> **Stated exercise**:
Copy the listing below line for line, changing nothing.

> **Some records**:
#####
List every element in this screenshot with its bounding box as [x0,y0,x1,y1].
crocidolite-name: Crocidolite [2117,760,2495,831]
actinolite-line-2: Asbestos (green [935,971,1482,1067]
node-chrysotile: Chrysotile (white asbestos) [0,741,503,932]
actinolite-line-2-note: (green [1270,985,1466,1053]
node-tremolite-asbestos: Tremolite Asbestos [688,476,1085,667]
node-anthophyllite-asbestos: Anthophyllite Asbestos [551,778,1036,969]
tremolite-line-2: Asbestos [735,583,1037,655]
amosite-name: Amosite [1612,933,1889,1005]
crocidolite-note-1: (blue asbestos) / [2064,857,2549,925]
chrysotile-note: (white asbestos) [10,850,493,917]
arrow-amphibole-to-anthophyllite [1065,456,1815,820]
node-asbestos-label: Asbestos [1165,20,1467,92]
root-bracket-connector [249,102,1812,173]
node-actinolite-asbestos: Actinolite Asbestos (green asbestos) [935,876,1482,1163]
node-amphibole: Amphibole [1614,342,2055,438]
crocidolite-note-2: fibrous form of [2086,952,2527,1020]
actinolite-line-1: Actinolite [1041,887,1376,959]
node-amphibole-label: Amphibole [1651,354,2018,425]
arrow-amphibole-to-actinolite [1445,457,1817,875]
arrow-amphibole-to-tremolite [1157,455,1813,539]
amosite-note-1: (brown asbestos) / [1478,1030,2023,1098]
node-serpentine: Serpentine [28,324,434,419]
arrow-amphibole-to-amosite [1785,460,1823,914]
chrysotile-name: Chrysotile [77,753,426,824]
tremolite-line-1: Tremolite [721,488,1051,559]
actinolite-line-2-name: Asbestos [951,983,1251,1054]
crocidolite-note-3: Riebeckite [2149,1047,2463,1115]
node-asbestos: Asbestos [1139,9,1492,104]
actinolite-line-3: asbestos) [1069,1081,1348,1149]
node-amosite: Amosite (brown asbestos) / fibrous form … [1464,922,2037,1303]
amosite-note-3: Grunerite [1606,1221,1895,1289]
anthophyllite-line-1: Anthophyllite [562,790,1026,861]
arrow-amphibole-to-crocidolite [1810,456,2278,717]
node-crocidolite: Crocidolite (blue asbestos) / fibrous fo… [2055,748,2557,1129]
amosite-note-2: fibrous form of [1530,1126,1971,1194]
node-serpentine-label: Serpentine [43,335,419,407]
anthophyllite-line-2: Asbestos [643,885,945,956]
#####
> **Task output**:
List every element in this screenshot with its bounding box as [x0,y0,x1,y1].
crocidolite-name: Crocidolite [2117,760,2495,831]
actinolite-line-2: Asbestos (green [935,971,1482,1067]
node-chrysotile: Chrysotile (white asbestos) [0,741,503,932]
actinolite-line-2-note: (green [1270,985,1466,1053]
node-tremolite-asbestos: Tremolite Asbestos [688,476,1085,667]
node-anthophyllite-asbestos: Anthophyllite Asbestos [551,778,1036,969]
tremolite-line-2: Asbestos [735,583,1037,655]
amosite-name: Amosite [1612,933,1889,1005]
crocidolite-note-1: (blue asbestos) / [2064,857,2549,925]
chrysotile-note: (white asbestos) [10,850,493,917]
arrow-amphibole-to-anthophyllite [1065,456,1815,820]
node-asbestos-label: Asbestos [1165,20,1467,92]
root-bracket-connector [249,102,1812,173]
node-actinolite-asbestos: Actinolite Asbestos (green asbestos) [935,876,1482,1163]
node-amphibole: Amphibole [1614,342,2055,438]
crocidolite-note-2: fibrous form of [2086,952,2527,1020]
actinolite-line-1: Actinolite [1041,887,1376,959]
node-amphibole-label: Amphibole [1651,354,2018,425]
arrow-amphibole-to-actinolite [1445,457,1817,875]
arrow-amphibole-to-tremolite [1157,455,1813,539]
amosite-note-1: (brown asbestos) / [1478,1030,2023,1098]
node-serpentine: Serpentine [28,324,434,419]
arrow-amphibole-to-amosite [1785,460,1823,914]
chrysotile-name: Chrysotile [77,753,426,824]
tremolite-line-1: Tremolite [721,488,1051,559]
actinolite-line-2-name: Asbestos [951,983,1251,1054]
crocidolite-note-3: Riebeckite [2149,1047,2463,1115]
node-asbestos: Asbestos [1139,9,1492,104]
actinolite-line-3: asbestos) [1069,1081,1348,1149]
node-amosite: Amosite (brown asbestos) / fibrous form … [1464,922,2037,1303]
amosite-note-3: Grunerite [1606,1221,1895,1289]
anthophyllite-line-1: Anthophyllite [562,790,1026,861]
arrow-amphibole-to-crocidolite [1810,456,2278,717]
node-crocidolite: Crocidolite (blue asbestos) / fibrous fo… [2055,748,2557,1129]
amosite-note-2: fibrous form of [1530,1126,1971,1194]
node-serpentine-label: Serpentine [43,335,419,407]
anthophyllite-line-2: Asbestos [643,885,945,956]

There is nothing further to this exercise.